Count how many lines hold the string "name", and give only that number.
— BEGIN Supplied material —
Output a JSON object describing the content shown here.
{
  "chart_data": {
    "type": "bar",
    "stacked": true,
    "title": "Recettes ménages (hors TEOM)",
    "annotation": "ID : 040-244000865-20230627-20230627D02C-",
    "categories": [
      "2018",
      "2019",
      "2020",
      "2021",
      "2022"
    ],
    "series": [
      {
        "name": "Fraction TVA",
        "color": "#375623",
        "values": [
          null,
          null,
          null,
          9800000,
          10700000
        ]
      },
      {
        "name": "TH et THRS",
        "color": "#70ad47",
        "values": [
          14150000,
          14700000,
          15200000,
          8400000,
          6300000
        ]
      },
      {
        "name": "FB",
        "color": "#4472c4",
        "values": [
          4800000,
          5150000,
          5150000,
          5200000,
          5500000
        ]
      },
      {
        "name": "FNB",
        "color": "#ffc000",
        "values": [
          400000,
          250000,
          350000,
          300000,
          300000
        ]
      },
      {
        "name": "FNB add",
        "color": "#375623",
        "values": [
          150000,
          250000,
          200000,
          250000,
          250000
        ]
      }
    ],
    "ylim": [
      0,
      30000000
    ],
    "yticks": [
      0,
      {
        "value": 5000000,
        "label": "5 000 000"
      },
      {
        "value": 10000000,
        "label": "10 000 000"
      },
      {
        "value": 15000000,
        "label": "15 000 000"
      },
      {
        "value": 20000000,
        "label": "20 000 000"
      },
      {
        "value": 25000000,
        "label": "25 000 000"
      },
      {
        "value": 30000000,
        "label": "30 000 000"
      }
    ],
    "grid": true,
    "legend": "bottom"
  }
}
— END Supplied material —
*Output of the exercise*.
5